⟨

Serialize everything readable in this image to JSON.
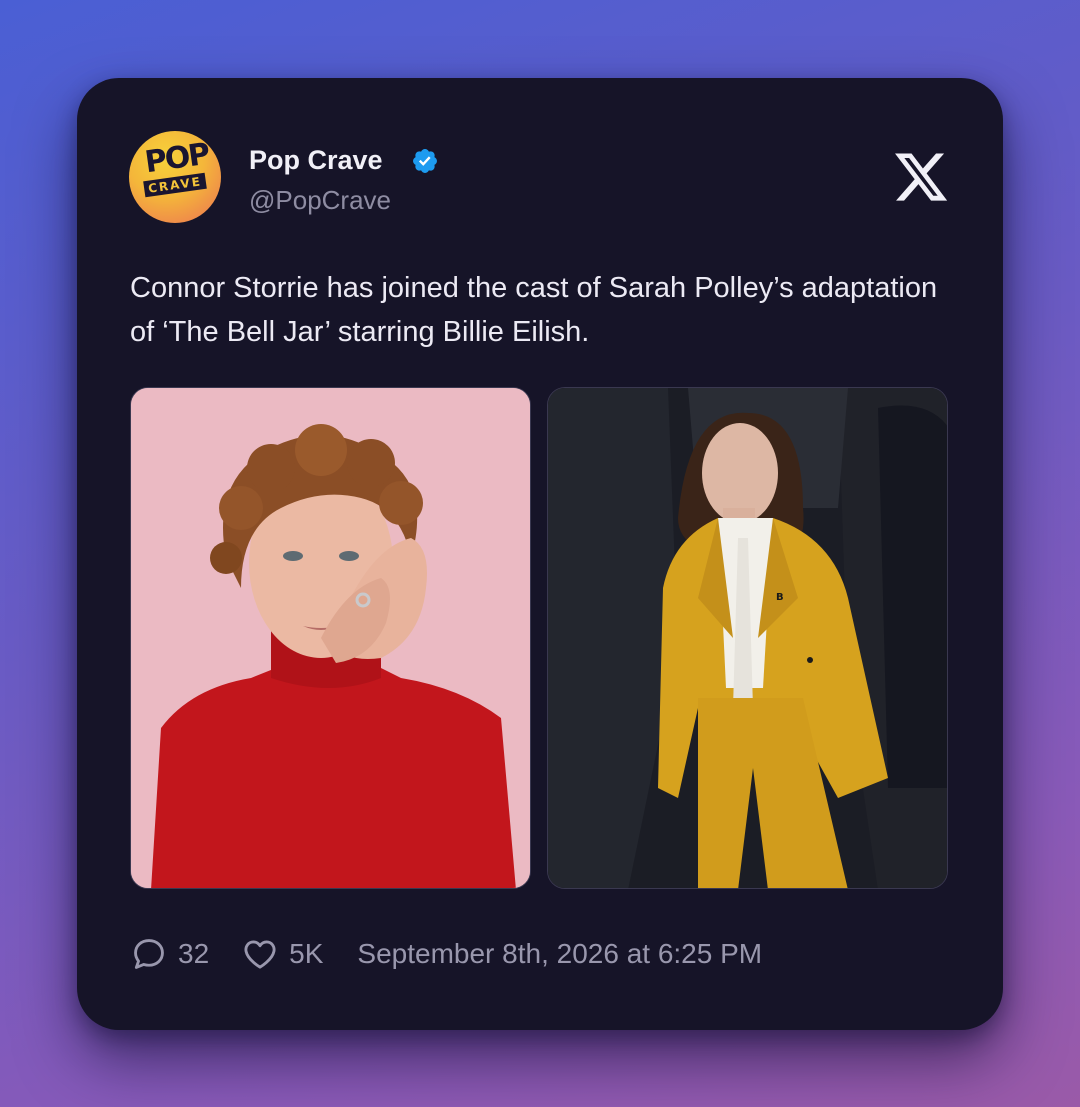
{
  "tweet": {
    "author_name": "Pop Crave",
    "author_handle": "@PopCrave",
    "avatar": {
      "line1": "POP",
      "line2": "CRAVE"
    },
    "verified_icon": "verified-badge-icon",
    "platform_icon": "x-logo-icon",
    "text": "Connor Storrie has joined the cast of Sarah Polley’s adaptation of ‘The Bell Jar’ starring Billie Eilish.",
    "images": [
      {
        "name": "connor-storrie-photo"
      },
      {
        "name": "billie-eilish-photo"
      }
    ],
    "reply_count": "32",
    "like_count": "5K",
    "timestamp": "September 8th, 2026 at 6:25 PM"
  },
  "colors": {
    "card_background": "#161428",
    "verified": "#1d9bf0",
    "text_primary": "#eceaf4",
    "text_secondary": "#8e8ca2"
  }
}
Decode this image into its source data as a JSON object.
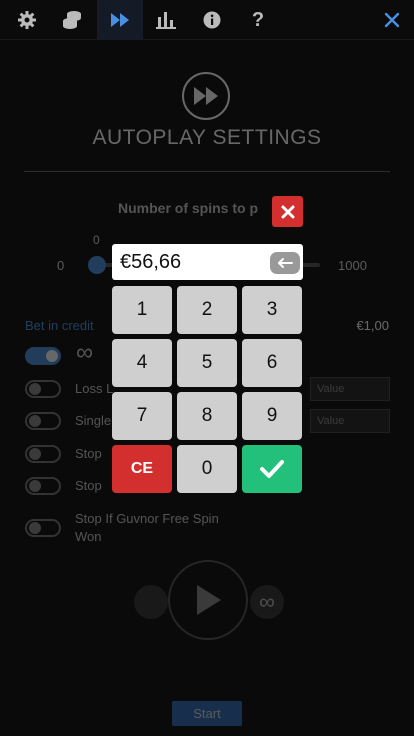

⟩

◆ GIVEN REQUEST: Quote the entries in full. Any image among them is to be omitted from the copy.

◆ TASK ANSWER:
Serialize everything readable in this image to JSON.
{
  "tweet": {
    "author_name": "Pop Crave",
    "author_handle": "@PopCrave",
    "avatar": {
      "line1": "POP",
      "line2": "CRAVE"
    },
    "verified_icon": "verified-badge-icon",
    "platform_icon": "x-logo-icon",
    "text": "Connor Storrie has joined the cast of Sarah Polley’s adaptation of ‘The Bell Jar’ starring Billie Eilish.",
    "images": [
      {
        "name": "connor-storrie-photo"
      },
      {
        "name": "billie-eilish-photo"
      }
    ],
    "reply_count": "32",
    "like_count": "5K",
    "timestamp": "September 8th, 2026 at 6:25 PM"
  },
  "colors": {
    "card_background": "#161428",
    "verified": "#1d9bf0",
    "text_primary": "#eceaf4",
    "text_secondary": "#8e8ca2"
  }
}
Decode this image into its source data as a JSON object.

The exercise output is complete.